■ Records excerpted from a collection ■
------------------------

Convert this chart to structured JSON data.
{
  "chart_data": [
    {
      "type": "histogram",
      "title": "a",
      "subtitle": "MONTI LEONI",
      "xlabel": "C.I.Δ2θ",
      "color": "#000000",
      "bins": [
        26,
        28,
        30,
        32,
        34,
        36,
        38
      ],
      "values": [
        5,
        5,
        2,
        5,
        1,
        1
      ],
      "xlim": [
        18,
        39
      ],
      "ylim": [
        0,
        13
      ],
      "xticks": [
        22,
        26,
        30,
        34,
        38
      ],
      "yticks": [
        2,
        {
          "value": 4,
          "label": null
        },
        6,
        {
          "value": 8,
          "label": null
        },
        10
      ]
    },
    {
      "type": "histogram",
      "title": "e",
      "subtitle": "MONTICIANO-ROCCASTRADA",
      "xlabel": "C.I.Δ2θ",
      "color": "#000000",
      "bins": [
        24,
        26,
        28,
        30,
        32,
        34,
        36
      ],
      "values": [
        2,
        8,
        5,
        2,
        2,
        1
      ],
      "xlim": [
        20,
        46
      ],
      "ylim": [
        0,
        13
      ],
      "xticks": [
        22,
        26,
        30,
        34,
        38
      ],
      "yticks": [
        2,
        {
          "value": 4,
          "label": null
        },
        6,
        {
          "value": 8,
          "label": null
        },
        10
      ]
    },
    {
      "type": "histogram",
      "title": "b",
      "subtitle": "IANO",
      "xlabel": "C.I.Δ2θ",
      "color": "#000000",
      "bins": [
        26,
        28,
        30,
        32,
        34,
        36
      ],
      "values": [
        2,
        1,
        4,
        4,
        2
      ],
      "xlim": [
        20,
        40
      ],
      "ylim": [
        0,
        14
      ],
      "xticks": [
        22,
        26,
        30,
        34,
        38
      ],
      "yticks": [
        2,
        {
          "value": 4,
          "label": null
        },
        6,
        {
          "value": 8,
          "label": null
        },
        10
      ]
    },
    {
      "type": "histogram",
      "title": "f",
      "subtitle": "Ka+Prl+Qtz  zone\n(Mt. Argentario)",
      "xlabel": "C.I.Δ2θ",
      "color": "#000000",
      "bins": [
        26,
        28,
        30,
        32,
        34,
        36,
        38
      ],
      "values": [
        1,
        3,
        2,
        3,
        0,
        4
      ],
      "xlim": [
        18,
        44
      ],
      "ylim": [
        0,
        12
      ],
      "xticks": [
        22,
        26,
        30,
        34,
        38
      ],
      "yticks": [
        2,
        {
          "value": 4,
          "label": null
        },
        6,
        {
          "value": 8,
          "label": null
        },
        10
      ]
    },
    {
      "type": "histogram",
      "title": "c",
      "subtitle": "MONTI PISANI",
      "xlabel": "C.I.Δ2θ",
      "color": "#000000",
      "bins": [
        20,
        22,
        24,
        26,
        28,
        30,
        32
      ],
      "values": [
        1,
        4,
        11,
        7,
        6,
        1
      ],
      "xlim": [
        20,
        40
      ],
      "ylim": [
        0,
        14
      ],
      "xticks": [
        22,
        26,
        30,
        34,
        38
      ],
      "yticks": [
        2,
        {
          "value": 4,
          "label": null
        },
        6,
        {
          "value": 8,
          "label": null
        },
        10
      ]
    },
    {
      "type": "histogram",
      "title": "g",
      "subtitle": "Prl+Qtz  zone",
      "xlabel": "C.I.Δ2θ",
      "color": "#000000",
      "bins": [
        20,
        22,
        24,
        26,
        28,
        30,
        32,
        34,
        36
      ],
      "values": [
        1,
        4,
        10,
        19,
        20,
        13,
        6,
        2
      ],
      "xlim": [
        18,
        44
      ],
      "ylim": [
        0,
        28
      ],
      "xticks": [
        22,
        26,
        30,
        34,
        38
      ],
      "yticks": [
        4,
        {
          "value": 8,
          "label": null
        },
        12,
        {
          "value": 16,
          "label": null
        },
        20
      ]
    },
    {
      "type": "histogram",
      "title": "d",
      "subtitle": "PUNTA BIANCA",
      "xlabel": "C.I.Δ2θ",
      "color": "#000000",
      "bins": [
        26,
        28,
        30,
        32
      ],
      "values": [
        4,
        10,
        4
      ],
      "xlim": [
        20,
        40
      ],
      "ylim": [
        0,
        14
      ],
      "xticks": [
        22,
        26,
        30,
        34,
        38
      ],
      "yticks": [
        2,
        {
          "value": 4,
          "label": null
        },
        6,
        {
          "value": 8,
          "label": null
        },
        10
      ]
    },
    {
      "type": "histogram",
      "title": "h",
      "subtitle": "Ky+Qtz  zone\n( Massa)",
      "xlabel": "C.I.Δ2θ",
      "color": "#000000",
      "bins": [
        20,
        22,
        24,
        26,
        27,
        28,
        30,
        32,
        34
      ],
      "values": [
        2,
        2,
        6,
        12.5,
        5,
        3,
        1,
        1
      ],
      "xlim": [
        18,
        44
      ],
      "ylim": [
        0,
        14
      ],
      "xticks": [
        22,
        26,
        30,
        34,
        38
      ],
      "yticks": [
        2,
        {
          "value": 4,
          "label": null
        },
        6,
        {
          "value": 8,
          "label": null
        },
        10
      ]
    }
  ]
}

------------------------

■ What the task requires ■
Tally the lines containing "subtitle". Provide the number without any other words.

■ Response ■
8